> **RECORDED DATA**:
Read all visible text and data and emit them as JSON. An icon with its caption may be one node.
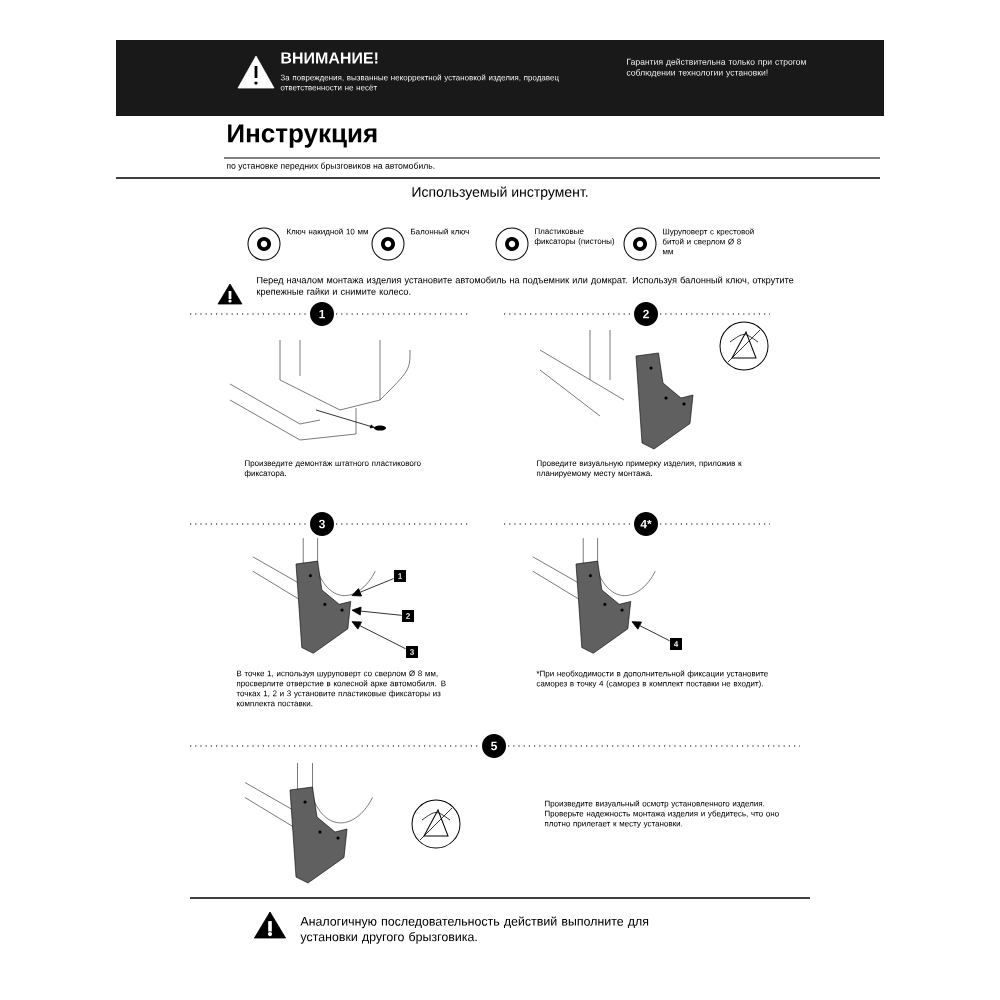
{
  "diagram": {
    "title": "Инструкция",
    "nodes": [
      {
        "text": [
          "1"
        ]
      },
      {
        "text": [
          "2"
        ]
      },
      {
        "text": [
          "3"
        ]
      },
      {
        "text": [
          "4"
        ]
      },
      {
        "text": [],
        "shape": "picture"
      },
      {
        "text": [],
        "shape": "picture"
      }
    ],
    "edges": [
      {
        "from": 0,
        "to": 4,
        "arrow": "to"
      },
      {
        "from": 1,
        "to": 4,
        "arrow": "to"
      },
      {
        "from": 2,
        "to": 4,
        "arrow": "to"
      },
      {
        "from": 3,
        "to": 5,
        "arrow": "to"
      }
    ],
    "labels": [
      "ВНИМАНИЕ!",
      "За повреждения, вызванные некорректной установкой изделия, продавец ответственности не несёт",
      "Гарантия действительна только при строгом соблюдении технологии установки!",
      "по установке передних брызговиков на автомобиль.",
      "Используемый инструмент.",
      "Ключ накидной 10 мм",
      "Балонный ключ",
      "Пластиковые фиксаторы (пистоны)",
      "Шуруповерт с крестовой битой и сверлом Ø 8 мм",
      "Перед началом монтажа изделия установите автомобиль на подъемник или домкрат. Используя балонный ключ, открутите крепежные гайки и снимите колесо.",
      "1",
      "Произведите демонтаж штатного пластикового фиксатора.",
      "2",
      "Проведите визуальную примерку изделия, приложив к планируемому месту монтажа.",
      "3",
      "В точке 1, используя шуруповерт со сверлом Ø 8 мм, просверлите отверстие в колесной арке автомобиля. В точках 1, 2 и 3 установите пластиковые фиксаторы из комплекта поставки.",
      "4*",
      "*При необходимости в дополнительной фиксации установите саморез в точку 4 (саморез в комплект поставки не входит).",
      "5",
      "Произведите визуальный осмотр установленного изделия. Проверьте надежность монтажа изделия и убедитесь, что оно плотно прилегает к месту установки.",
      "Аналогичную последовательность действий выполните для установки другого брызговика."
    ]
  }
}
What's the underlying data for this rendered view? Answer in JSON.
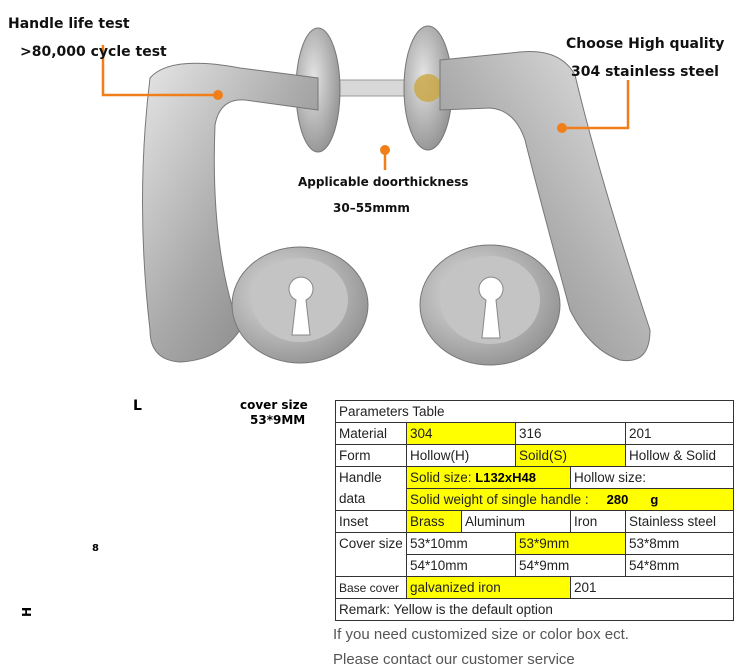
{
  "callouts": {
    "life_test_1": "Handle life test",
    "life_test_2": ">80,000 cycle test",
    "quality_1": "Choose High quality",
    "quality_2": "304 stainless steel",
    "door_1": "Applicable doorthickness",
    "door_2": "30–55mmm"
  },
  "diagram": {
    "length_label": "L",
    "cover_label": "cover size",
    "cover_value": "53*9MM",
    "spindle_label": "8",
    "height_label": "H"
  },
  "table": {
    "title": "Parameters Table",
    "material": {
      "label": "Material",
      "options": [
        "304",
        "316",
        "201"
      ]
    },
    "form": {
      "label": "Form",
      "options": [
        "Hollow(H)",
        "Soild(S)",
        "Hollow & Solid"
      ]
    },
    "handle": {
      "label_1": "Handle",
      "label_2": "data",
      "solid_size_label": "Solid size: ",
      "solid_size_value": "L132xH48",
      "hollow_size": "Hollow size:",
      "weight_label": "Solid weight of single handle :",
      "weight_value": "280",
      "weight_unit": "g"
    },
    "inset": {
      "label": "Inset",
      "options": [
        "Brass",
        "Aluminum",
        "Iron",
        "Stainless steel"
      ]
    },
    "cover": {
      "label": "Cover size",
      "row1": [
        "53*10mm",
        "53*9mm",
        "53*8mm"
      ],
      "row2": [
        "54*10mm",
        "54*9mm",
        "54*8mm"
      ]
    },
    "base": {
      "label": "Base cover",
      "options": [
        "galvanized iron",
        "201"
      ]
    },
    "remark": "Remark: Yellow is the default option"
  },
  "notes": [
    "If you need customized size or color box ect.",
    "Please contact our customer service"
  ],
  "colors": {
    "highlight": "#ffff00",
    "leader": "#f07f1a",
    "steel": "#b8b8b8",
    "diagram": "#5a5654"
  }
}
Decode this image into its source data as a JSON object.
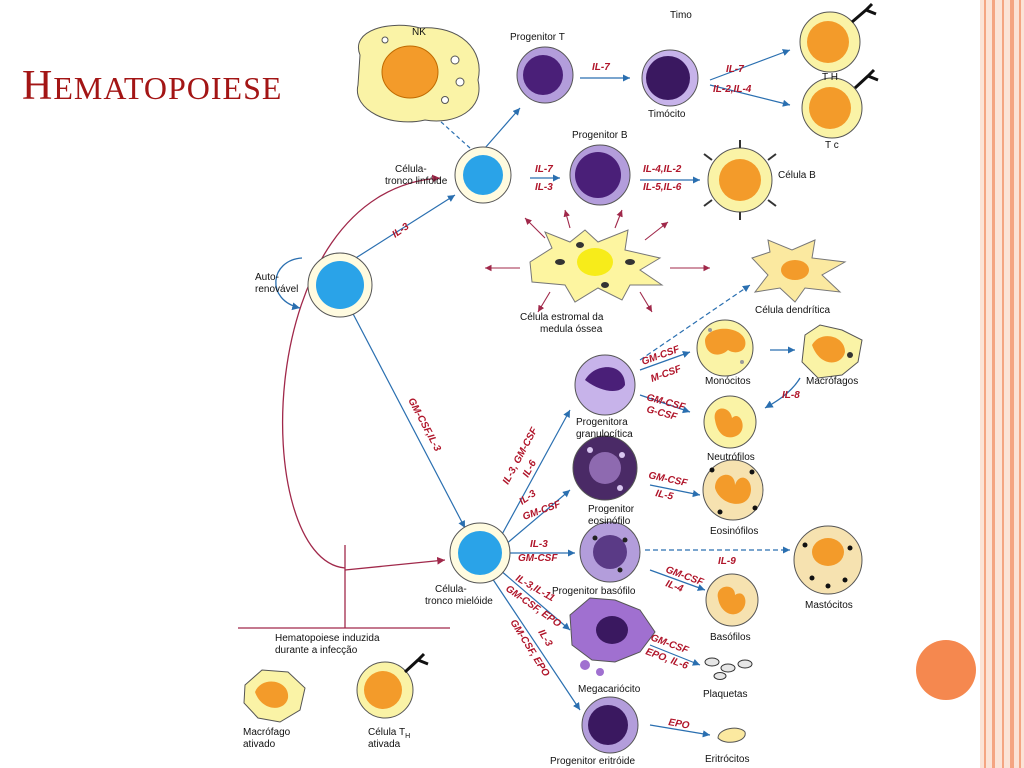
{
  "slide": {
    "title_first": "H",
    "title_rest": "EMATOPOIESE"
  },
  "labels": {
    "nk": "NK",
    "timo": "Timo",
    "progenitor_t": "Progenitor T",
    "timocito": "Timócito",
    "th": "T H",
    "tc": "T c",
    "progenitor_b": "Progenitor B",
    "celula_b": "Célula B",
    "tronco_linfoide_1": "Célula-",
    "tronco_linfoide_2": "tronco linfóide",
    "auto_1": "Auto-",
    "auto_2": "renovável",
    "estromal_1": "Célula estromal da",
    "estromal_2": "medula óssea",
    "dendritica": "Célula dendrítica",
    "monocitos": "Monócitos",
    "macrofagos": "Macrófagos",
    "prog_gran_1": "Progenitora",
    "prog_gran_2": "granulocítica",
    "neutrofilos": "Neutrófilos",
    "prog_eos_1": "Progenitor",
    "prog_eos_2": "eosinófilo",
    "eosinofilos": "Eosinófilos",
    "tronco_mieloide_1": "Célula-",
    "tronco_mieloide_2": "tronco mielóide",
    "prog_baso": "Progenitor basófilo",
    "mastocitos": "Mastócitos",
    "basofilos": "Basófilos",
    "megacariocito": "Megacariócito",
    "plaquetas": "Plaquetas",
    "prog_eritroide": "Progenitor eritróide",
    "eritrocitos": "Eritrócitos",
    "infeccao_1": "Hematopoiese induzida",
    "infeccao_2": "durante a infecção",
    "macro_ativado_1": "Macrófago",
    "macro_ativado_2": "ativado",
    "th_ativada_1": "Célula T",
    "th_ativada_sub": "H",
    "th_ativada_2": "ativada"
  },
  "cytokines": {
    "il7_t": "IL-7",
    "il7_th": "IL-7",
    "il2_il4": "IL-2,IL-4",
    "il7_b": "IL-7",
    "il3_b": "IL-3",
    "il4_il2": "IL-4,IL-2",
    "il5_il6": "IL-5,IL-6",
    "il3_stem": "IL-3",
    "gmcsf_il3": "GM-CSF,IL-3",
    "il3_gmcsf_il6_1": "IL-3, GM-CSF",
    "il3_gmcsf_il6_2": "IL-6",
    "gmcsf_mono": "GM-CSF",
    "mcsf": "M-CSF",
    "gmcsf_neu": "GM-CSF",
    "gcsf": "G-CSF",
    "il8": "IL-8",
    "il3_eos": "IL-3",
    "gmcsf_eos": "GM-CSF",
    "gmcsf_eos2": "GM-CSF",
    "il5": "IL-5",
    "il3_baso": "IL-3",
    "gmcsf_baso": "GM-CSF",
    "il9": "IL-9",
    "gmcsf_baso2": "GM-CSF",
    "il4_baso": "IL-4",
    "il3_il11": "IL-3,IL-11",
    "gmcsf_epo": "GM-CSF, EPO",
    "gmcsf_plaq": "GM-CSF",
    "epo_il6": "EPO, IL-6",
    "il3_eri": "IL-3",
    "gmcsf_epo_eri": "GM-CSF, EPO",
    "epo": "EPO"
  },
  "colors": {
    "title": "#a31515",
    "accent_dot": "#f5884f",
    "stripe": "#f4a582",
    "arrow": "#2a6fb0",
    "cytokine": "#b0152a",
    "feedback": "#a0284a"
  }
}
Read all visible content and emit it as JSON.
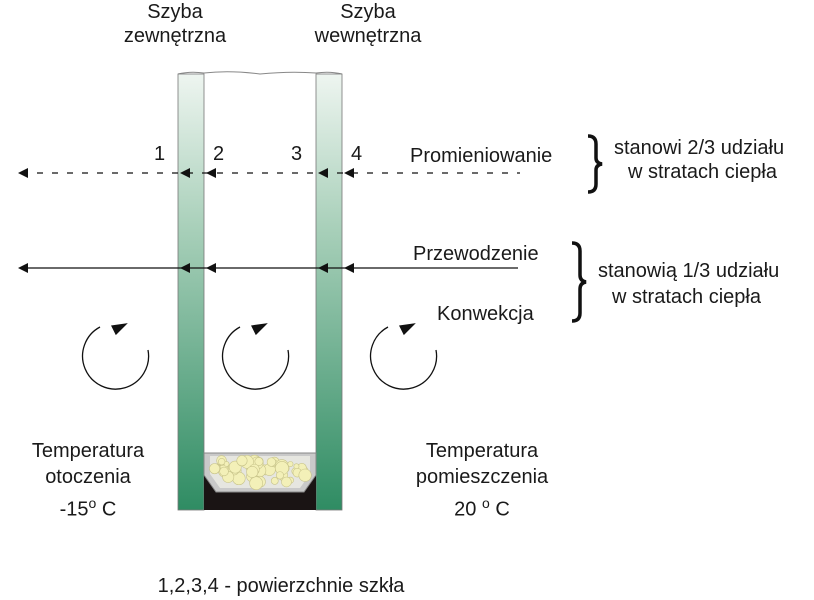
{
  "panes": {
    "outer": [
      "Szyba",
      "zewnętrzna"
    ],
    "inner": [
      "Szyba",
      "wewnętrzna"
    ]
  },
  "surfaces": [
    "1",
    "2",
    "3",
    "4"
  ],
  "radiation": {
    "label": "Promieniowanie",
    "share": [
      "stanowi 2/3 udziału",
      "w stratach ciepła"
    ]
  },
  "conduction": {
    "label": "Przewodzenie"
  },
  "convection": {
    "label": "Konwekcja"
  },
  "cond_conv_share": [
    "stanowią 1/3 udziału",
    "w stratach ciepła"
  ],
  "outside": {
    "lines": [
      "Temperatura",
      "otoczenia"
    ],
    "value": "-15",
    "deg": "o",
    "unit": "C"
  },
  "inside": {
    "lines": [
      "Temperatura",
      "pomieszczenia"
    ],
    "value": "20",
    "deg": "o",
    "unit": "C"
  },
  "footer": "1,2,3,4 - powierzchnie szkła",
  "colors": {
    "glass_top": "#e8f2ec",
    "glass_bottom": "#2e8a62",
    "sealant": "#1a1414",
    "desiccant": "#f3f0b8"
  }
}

> **WHAT THE TASK ASKS**: List the lines of the entries that include "Read".

> **ANSWER TO THIS PROBLEM**:
Read all visible text and data and emit them as JSON. An icon with its caption may be one node.
Read all visible content and emit it as JSON.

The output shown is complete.